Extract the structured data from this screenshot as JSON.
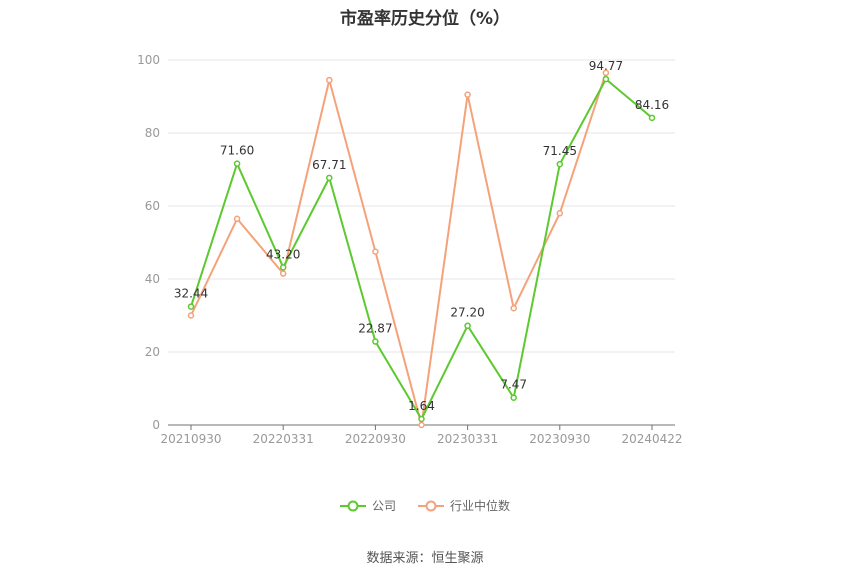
{
  "chart_data": {
    "type": "line",
    "title": "市盈率历史分位（%）",
    "ylim": [
      0,
      100
    ],
    "yticks": [
      0,
      20,
      40,
      60,
      80,
      100
    ],
    "x_tick_labels": [
      "20210930",
      "20220331",
      "20220930",
      "20230331",
      "20230930",
      "20240422"
    ],
    "x_count": 11,
    "x_tick_indices": [
      0,
      2,
      4,
      6,
      8,
      10
    ],
    "grid": true,
    "legend_position": "bottom-center",
    "series": [
      {
        "name": "公司",
        "color": "#5cc92e",
        "values": [
          32.44,
          71.6,
          43.2,
          67.71,
          22.87,
          1.64,
          27.2,
          7.47,
          71.45,
          94.77,
          84.16
        ],
        "labels": [
          "32.44",
          "71.60",
          "43.20",
          "67.71",
          "22.87",
          "1.64",
          "27.20",
          "7.47",
          "71.45",
          "94.77",
          "84.16"
        ]
      },
      {
        "name": "行业中位数",
        "color": "#f5a27a",
        "values": [
          30.0,
          56.5,
          41.5,
          94.5,
          47.5,
          0.0,
          90.5,
          32.0,
          58.0,
          96.5,
          null
        ]
      }
    ]
  },
  "source": "数据来源：恒生聚源"
}
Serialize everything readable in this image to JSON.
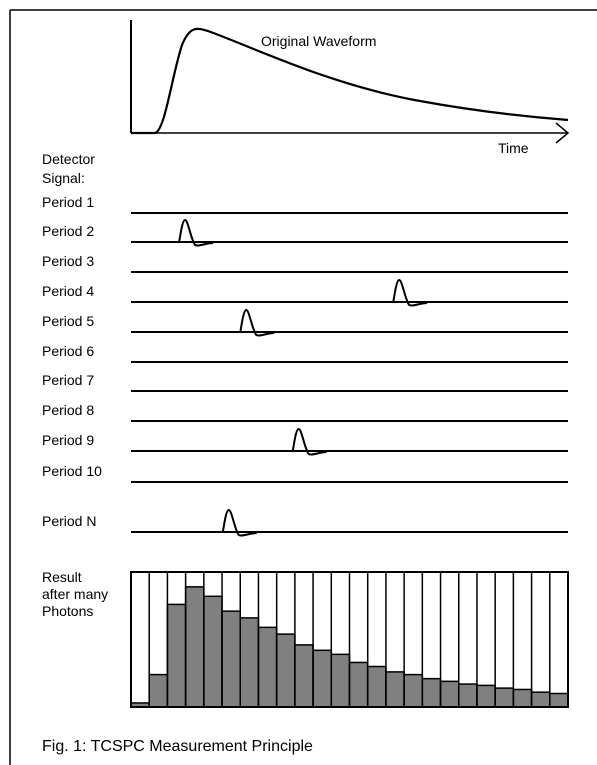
{
  "waveform": {
    "label": "Original Waveform",
    "time_label": "Time"
  },
  "detector_label_lines": [
    "Detector",
    "Signal:"
  ],
  "periods": [
    {
      "label": "Period 1",
      "pulse": null
    },
    {
      "label": "Period 2",
      "pulse": 0.11
    },
    {
      "label": "Period 3",
      "pulse": null
    },
    {
      "label": "Period 4",
      "pulse": 0.6
    },
    {
      "label": "Period 5",
      "pulse": 0.25
    },
    {
      "label": "Period 6",
      "pulse": null
    },
    {
      "label": "Period 7",
      "pulse": null
    },
    {
      "label": "Period 8",
      "pulse": null
    },
    {
      "label": "Period 9",
      "pulse": 0.37
    },
    {
      "label": "Period 10",
      "pulse": null
    },
    {
      "label": "Period N",
      "pulse": 0.21
    }
  ],
  "result_label_lines": [
    "Result",
    "after many",
    "Photons"
  ],
  "histogram": {
    "counts": [
      3,
      24,
      76,
      89,
      82,
      71,
      66,
      59,
      54,
      46,
      42,
      39,
      33,
      30,
      26,
      24,
      21,
      19,
      17,
      16,
      14,
      13,
      11,
      10
    ],
    "max": 100,
    "fill_color": "#808080"
  },
  "caption": "Fig. 1: TCSPC Measurement Principle",
  "colors": {
    "line": "#000000",
    "bar_fill": "#808080",
    "background": "#ffffff"
  }
}
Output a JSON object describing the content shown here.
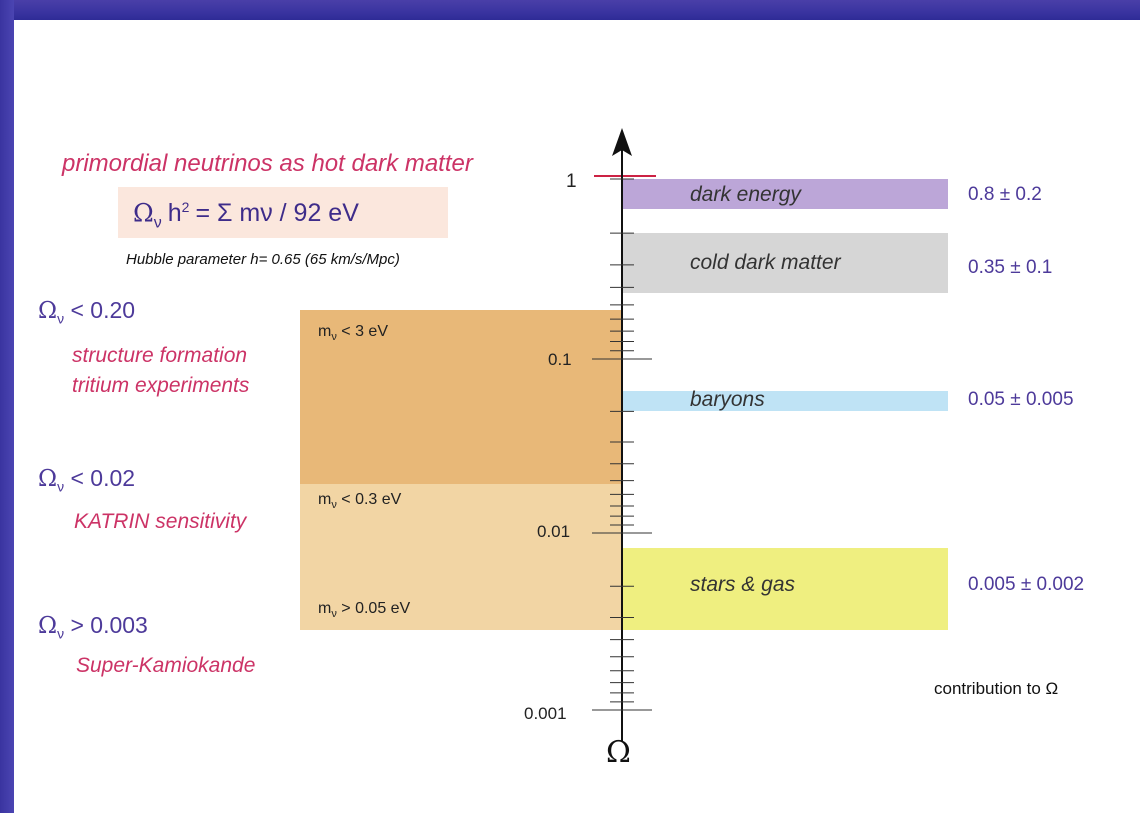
{
  "header": {
    "title": "primordial neutrinos as hot dark matter",
    "formula": "Ωνh² = Σ mν / 92 eV",
    "formula_lhs": "Ω",
    "formula_sub": "ν",
    "formula_h": "h",
    "formula_sup": "2",
    "formula_rhs": "= Σ mν / 92 eV",
    "hubble": "Hubble parameter h= 0.65  (65 km/s/Mpc)"
  },
  "limits": [
    {
      "omega": "Ω",
      "sub": "ν",
      "rel": "< 0.20",
      "text": "Ων < 0.20",
      "source1": "structure formation",
      "source2": "tritium experiments"
    },
    {
      "omega": "Ω",
      "sub": "ν",
      "rel": "< 0.02",
      "text": "Ων < 0.02",
      "source1": "KATRIN sensitivity",
      "source2": ""
    },
    {
      "omega": "Ω",
      "sub": "ν",
      "rel": "> 0.003",
      "text": "Ων > 0.003",
      "source1": "Super-Kamiokande",
      "source2": ""
    }
  ],
  "mass_bands": [
    {
      "m": "m",
      "sub": "ν",
      "label": "< 3 eV",
      "text": "mν < 3 eV",
      "color": "#e8b878"
    },
    {
      "m": "m",
      "sub": "ν",
      "label": "< 0.3 eV",
      "text": "mν < 0.3 eV",
      "color": "#f2d5a4"
    },
    {
      "m": "m",
      "sub": "ν",
      "label": "> 0.05 eV",
      "text": "mν > 0.05 eV",
      "color": "#f2d5a4"
    }
  ],
  "axis": {
    "symbol": "Ω",
    "ticks": [
      "1",
      "0.1",
      "0.01",
      "0.001"
    ],
    "caption": "contribution to Ω",
    "scale": "log"
  },
  "components": [
    {
      "name": "dark energy",
      "value": "0.8 ± 0.2",
      "color": "#bca6d8"
    },
    {
      "name": "cold dark matter",
      "value": "0.35 ± 0.1",
      "color": "#d6d6d6"
    },
    {
      "name": "baryons",
      "value": "0.05 ± 0.005",
      "color": "#bfe3f5"
    },
    {
      "name": "stars & gas",
      "value": "0.005 ± 0.002",
      "color": "#efef80"
    }
  ],
  "colors": {
    "red_text": "#cc3366",
    "purple_text": "#4d3a9a",
    "formula_bg": "#fbe7dd",
    "marker_red": "#cc2244"
  }
}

──────

SHORT EXERCISE
Check each line above for the string "this" and show the ones that have it.

EXERCISE RESULT
Extract the structured data from this screenshot as JSON.
Serialize everything readable in this image to JSON.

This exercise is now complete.